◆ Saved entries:
####
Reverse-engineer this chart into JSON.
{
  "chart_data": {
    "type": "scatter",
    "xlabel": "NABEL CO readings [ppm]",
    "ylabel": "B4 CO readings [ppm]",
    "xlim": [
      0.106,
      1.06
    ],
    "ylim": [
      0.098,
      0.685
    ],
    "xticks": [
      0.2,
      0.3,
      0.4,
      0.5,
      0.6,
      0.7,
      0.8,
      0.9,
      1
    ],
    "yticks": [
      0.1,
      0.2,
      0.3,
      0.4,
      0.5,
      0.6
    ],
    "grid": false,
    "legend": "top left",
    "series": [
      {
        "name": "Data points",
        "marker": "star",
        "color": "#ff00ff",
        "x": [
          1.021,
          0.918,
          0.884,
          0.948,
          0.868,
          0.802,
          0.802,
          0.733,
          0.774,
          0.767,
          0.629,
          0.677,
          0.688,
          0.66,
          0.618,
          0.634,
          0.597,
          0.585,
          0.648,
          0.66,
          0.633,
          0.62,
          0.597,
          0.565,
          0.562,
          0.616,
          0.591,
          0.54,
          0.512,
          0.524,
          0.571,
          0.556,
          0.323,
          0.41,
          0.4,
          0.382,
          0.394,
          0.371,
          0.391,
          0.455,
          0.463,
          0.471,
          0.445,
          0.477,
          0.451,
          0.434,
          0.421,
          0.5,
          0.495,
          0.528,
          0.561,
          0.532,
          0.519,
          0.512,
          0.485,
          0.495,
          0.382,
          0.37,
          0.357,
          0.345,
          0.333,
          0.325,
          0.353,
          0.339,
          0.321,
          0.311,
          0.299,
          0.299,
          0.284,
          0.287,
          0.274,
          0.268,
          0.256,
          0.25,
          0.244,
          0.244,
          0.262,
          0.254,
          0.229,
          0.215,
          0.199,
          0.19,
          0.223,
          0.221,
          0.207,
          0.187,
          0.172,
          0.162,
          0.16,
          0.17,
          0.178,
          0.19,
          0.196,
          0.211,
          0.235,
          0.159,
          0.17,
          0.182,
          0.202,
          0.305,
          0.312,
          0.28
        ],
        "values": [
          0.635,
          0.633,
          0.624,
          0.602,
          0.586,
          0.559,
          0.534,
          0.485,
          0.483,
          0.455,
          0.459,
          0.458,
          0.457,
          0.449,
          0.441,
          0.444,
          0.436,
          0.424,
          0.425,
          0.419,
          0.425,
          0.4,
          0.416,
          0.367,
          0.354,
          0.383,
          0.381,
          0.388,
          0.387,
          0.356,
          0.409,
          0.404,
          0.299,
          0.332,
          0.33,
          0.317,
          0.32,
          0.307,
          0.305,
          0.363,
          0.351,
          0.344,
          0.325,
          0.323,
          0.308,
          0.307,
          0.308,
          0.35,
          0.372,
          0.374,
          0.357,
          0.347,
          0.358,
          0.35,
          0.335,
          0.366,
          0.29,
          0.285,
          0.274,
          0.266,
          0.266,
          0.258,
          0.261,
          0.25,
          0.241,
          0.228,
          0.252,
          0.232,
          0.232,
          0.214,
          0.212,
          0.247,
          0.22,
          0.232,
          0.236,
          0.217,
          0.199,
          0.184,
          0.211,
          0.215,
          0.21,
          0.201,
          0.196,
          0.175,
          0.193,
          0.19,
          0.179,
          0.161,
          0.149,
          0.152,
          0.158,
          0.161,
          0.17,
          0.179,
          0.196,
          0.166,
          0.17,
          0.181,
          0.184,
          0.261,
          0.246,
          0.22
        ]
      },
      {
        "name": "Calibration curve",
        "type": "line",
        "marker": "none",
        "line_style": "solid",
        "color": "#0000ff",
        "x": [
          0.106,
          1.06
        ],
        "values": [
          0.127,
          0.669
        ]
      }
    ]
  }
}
####
◆ Stated problem: Which lines contain the word "readings"? Copy each of them.

◆ Expected output:
    "xlabel": "NABEL CO readings [ppm]",
    "ylabel": "B4 CO readings [ppm]",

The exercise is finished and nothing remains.